— Records supplied —
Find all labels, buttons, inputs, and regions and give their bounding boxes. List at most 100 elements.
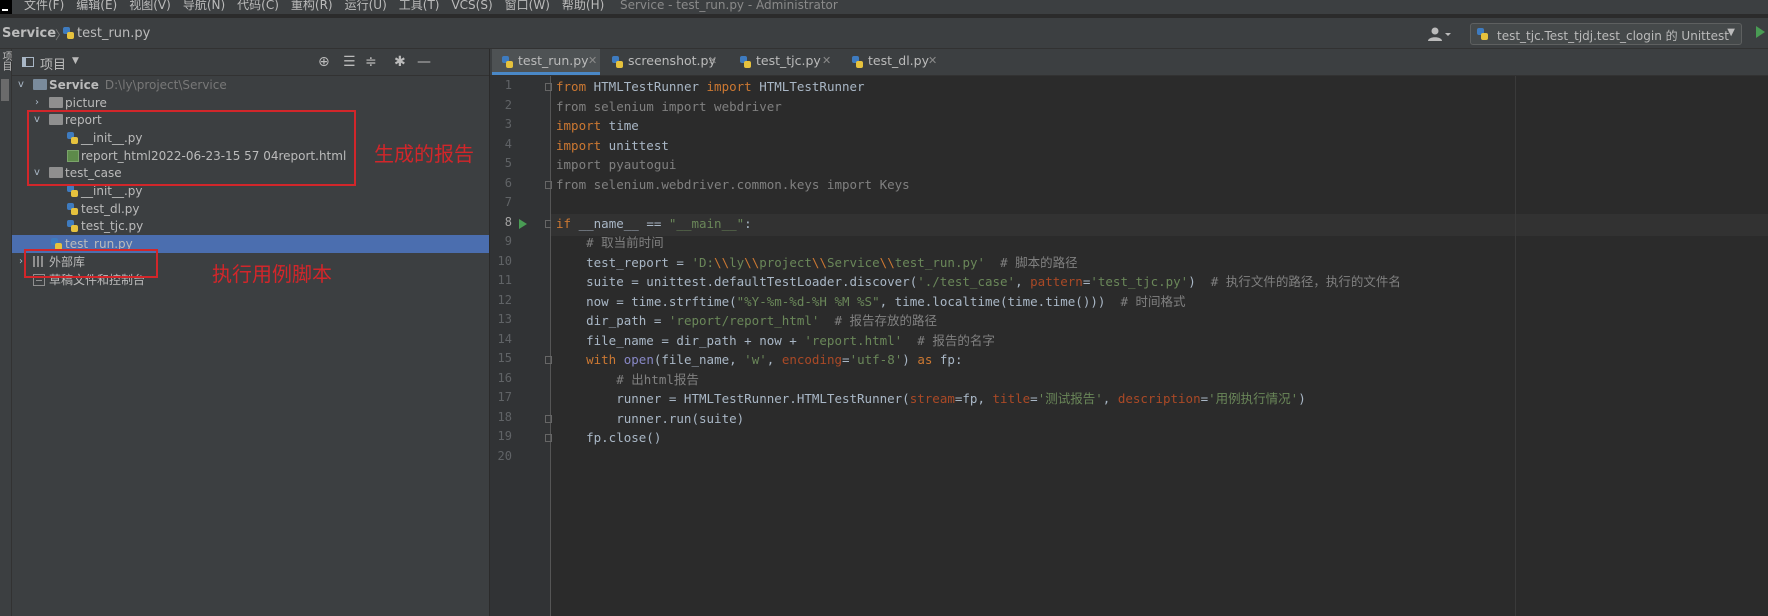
code-token: __name__ == [571,215,669,231]
code-line: runner.run(suite) [556,410,744,428]
breadcrumb-file[interactable]: test_run.py [77,26,150,41]
menu-code[interactable]: 代码(C) [237,0,279,13]
close-icon[interactable]: ✕ [588,49,597,73]
expand-all-icon[interactable]: ☰ [343,54,356,70]
python-file-icon [67,185,78,197]
python-file-icon [67,203,78,215]
left-tool-strip: 项目 [0,49,12,616]
minimize-icon[interactable]: — [417,54,431,70]
project-panel-title[interactable]: 项目 [40,54,66,73]
pycharm-logo-icon [0,0,12,14]
code-token: 'w' [744,352,767,367]
code-token: fp.close() [556,430,662,445]
menu-view[interactable]: 视图(V) [129,0,171,13]
code-line: from HTMLTestRunner import HTMLTestRunne… [556,78,865,96]
menu-refactor[interactable]: 重构(R) [291,0,333,13]
window-title: Service - test_run.py - Administrator [620,0,838,12]
python-file-icon [63,27,74,39]
code-token: stream [909,391,955,406]
close-icon[interactable]: ✕ [822,49,831,73]
code-token: 'test_tjc.py' [1090,274,1189,289]
script-annotation-box [24,249,158,278]
run-configuration-label: test_tjc.Test_tjdj.test_clogin 的 Unittes… [1497,29,1729,43]
code-line: test_report = 'D:\\ly\\project\\Service\… [556,254,1078,272]
code-token: 'D: [691,254,715,270]
close-icon[interactable]: ✕ [708,49,717,73]
tab-test-dl[interactable]: test_dl.py ✕ [842,49,942,75]
code-token: \\ [714,254,730,270]
project-view-icon [22,57,34,67]
tab-label: test_run.py [518,53,589,68]
code-token: = [1030,391,1038,406]
code-token: from selenium import webdriver [556,98,782,114]
menu-edit[interactable]: 编辑(E) [76,0,117,13]
code-token: HTMLTestRunner [751,79,865,94]
code-line: # 取当前时间 [556,234,664,252]
chevron-down-icon[interactable]: v [16,76,26,94]
report-annotation-text: 生成的报告 [374,142,474,166]
run-configuration-select[interactable]: test_tjc.Test_tjdj.test_clogin 的 Unittes… [1470,23,1742,45]
menu-navigate[interactable]: 导航(N) [183,0,225,13]
project-tool-window-button[interactable]: 项目 [0,51,11,71]
menu-help[interactable]: 帮助(H) [562,0,604,13]
menu-tools[interactable]: 工具(T) [399,0,440,13]
code-line: # 出html报告 [556,371,699,389]
close-icon[interactable]: ✕ [928,49,937,73]
tool-window-indicator [1,79,9,101]
code-token: project [759,254,812,270]
code-editor: test_run.py ✕ screenshot.py ✕ test_tjc.p… [490,49,1768,616]
locate-icon[interactable]: ⊕ [318,54,330,70]
tab-test-run[interactable]: test_run.py ✕ [492,49,600,75]
gear-icon[interactable]: ✱ [394,54,406,70]
report-annotation-box [27,110,356,186]
code-token: suite = unittest.defaultTestLoader.disco… [556,274,918,289]
menu-run[interactable]: 运行(U) [345,0,387,13]
tab-screenshot[interactable]: screenshot.py ✕ [602,49,722,75]
collapse-all-icon[interactable]: ≑ [365,54,377,70]
code-token: # 取当前时间 [586,235,664,250]
code-token: now = time.strftime( [556,293,737,309]
project-panel-header: 项目 ▼ ⊕ ☰ ≑ ✱ — [12,49,489,76]
code-token: = [842,352,850,367]
code-area[interactable]: from HTMLTestRunner import HTMLTestRunne… [490,76,1768,616]
breadcrumb-root[interactable]: Service [2,26,56,41]
code-token: runner.run(suite) [556,410,745,426]
code-token: runner = HTMLTestRunner.HTMLTestRunner( [556,391,910,406]
menu-file[interactable]: 文件(F) [24,0,64,13]
code-token: ) [1298,391,1306,406]
chevron-down-icon[interactable]: ▼ [72,56,79,66]
code-token: = [1200,391,1209,406]
code-token: , [1015,274,1031,289]
code-token: time [601,118,639,133]
code-token: description [1117,391,1201,406]
tree-item-test-tjc[interactable]: test_tjc.py [12,217,489,235]
chevron-down-icon: ▼ [1727,27,1735,38]
user-icon[interactable] [1427,26,1451,42]
tree-item-service[interactable]: v Service D:\ly\project\Service [12,76,489,94]
editor-tab-bar: test_run.py ✕ screenshot.py ✕ test_tjc.p… [490,49,1768,76]
right-margin-guide [1515,76,1516,616]
python-file-icon [852,56,863,68]
code-token: if [556,215,572,231]
tab-test-tjc[interactable]: test_tjc.py ✕ [730,49,836,75]
tree-item-test-dl[interactable]: test_dl.py [12,200,489,218]
code-line: from selenium import webdriver [556,98,782,116]
code-token: , time.localtime(time.time())) [879,293,1121,309]
navigation-bar: Service 〉 test_run.py test_tjc.Test_tjdj… [0,18,1768,49]
run-icon[interactable] [1756,26,1765,38]
code-token: # 出html报告 [616,371,699,387]
folder-icon [33,79,47,90]
code-token: \\ [811,254,827,270]
code-token: encoding [781,352,843,367]
menu-window[interactable]: 窗口(W) [505,0,550,13]
code-token: \\ [744,254,760,270]
code-line: with open(file_name, 'w', encoding='utf-… [556,351,962,369]
menu-vcs[interactable]: VCS(S) [451,0,492,13]
code-token: 'report.html' [804,332,903,348]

— Direction —
Render every line of the entries above as a Markdown table with the columns No. and Line, numbering the rows and skipping blank lines. Leave the pictures out.

— The reply —
| No. | Line |
|---|---|
| 1 | Find all labels, buttons, inputs, and regions and give their bounding boxes. List at most 100 elements. |
| 2 | code-token: __name__ == [571,215,669,231] |
| 3 | code-line: runner.run(suite) [556,410,744,428] |
| 4 | breadcrumb-file[interactable]: test_run.py [77,26,150,41] |
| 5 | menu-code[interactable]: 代码(C) [237,0,279,13] |
| 6 | close-icon[interactable]: ✕ [588,49,597,73] |
| 7 | expand-all-icon[interactable]: ☰ [343,54,356,70] |
| 8 | python-file-icon [67,185,78,197] |
| 9 | python-file-icon [67,203,78,215] |
| 10 | left-tool-strip: 项目 [0,49,12,616] |
| 11 | minimize-icon[interactable]: — [417,54,431,70] |
| 12 | project-panel-title[interactable]: 项目 [40,54,66,73] |
| 13 | pycharm-logo-icon [0,0,12,14] |
| 14 | code-token: 'w' [744,352,767,367] |
| 15 | code-token: fp.close() [556,430,662,445] |
| 16 | menu-view[interactable]: 视图(V) [129,0,171,13] |
| 17 | code-line: from HTMLTestRunner import HTMLTestRunne… [556,78,865,96] |
| 18 | menu-refactor[interactable]: 重构(R) [291,0,333,13] |
| 19 | window-title: Service - test_run.py - Administrator [620,0,838,12] |
| 20 | python-file-icon [63,27,74,39] |
| 21 | code-token: stream [909,391,955,406] |
| 22 | close-icon[interactable]: ✕ [822,49,831,73] |
| 23 | code-token: 'test_tjc.py' [1090,274,1189,289] |
| 24 | script-annotation-box [24,249,158,278] |
| 25 | run-configuration-label: test_tjc.Test_tjdj.test_clogin 的 Unittes… [1497,29,1729,43] |
| 26 | code-line: test_report = 'D:\\ly\\project\\Service\… [556,254,1078,272] |
| 27 | code-token: 'D: [691,254,715,270] |
| 28 | close-icon[interactable]: ✕ [708,49,717,73] |
| 29 | tab-test-dl[interactable]: test_dl.py ✕ [842,49,942,75] |
| 30 | code-token: \\ [714,254,730,270] |
| 31 | project-view-icon [22,57,34,67] |
| 32 | tab-label: test_run.py [518,53,589,68] |
| 33 | code-token: = [1030,391,1038,406] |
| 34 | code-token: from selenium import webdriver [556,98,782,114] |
| 35 | menu-edit[interactable]: 编辑(E) [76,0,117,13] |
| 36 | code-token: HTMLTestRunner [751,79,865,94] |
| 37 | code-line: # 取当前时间 [556,234,664,252] |
| 38 | chevron-down-icon[interactable]: v [16,76,26,94] |
| 39 | report-annotation-text: 生成的报告 [374,142,474,166] |
| 40 | run-configuration-select[interactable]: test_tjc.Test_tjdj.test_clogin 的 Unittes… [1470,23,1742,45] |
| 41 | menu-navigate[interactable]: 导航(N) [183,0,225,13] |
| 42 | project-tool-window-button[interactable]: 项目 [0,51,11,71] |
| 43 | menu-help[interactable]: 帮助(H) [562,0,604,13] |
| 44 | menu-tools[interactable]: 工具(T) [399,0,440,13] |
| 45 | code-line: # 出html报告 [556,371,699,389] |
| 46 | close-icon[interactable]: ✕ [928,49,937,73] |
| 47 | tool-window-indicator [1,79,9,101] |
| 48 | code-token: project [759,254,812,270] |
| 49 | code-editor: test_run.py ✕ screenshot.py ✕ test_tjc.p… [490,49,1768,616] |
| 50 | locate-icon[interactable]: ⊕ [318,54,330,70] |
| 51 | tab-test-run[interactable]: test_run.py ✕ [492,49,600,75] |
| 52 | gear-icon[interactable]: ✱ [394,54,406,70] |
| 53 | report-annotation-box [27,110,356,186] |
| 54 | code-token: suite = unittest.defaultTestLoader.disco… [556,274,918,289] |
| 55 | menu-run[interactable]: 运行(U) [345,0,387,13] |
| 56 | tab-screenshot[interactable]: screenshot.py ✕ [602,49,722,75] |
| 57 | collapse-all-icon[interactable]: ≑ [365,54,377,70] |
| 58 | code-token: # 取当前时间 [586,235,664,250] |
| 59 | code-token: now = time.strftime( [556,293,737,309] |
| 60 | project-panel-header: 项目 ▼ ⊕ ☰ ≑ ✱ — [12,49,489,76] |
| 61 | code-token: = [842,352,850,367] |
| 62 | code-area[interactable]: from HTMLTestRunner import HTMLTestRunne… [490,76,1768,616] |
| 63 | breadcrumb-root[interactable]: Service [2,26,56,41] |
| 64 | code-token: runner.run(suite) [556,410,745,426] |
| 65 | code-token: runner = HTMLTestRunner.HTMLTestRunner( [556,391,910,406] |
| 66 | menu-file[interactable]: 文件(F) [24,0,64,13] |
| 67 | code-token: ) [1298,391,1306,406] |
| 68 | chevron-down-icon[interactable]: ▼ [72,56,79,66] |
| 69 | code-token: = [1200,391,1209,406] |
| 70 | code-token: , [1015,274,1031,289] |
| 71 | code-token: time [601,118,639,133] |
| 72 | code-token: description [1117,391,1201,406] |
| 73 | tree-item-test-tjc[interactable]: test_tjc.py [12,217,489,235] |
| 74 | chevron-down-icon: ▼ [1727,27,1735,38] |
| 75 | user-icon[interactable] [1427,26,1451,42] |
| 76 | tree-item-service[interactable]: v Service D:\ly\project\Service [12,76,489,94] |
| 77 | editor-tab-bar: test_run.py ✕ screenshot.py ✕ test_tjc.p… [490,49,1768,76] |
| 78 | right-margin-guide [1515,76,1516,616] |
| 79 | python-file-icon [852,56,863,68] |
| 80 | code-token: if [556,215,572,231] |
| 81 | tab-test-tjc[interactable]: test_tjc.py ✕ [730,49,836,75] |
| 82 | tree-item-test-dl[interactable]: test_dl.py [12,200,489,218] |
| 83 | code-line: from selenium import webdriver [556,98,782,116] |
| 84 | code-token: , time.localtime(time.time())) [879,293,1121,309] |
| 85 | navigation-bar: Service 〉 test_run.py test_tjc.Test_tjdj… [0,18,1768,49] |
| 86 | run-icon[interactable] [1756,26,1765,38] |
| 87 | code-token: # 出html报告 [616,371,699,387] |
| 88 | folder-icon [33,79,47,90] |
| 89 | code-token: \\ [811,254,827,270] |
| 90 | code-token: encoding [781,352,843,367] |
| 91 | menu-window[interactable]: 窗口(W) [505,0,550,13] |
| 92 | code-token: \\ [744,254,760,270] |
| 93 | code-line: with open(file_name, 'w', encoding='utf-… [556,351,962,369] |
| 94 | menu-vcs[interactable]: VCS(S) [451,0,492,13] |
| 95 | code-token: 'report.html' [804,332,903,348] |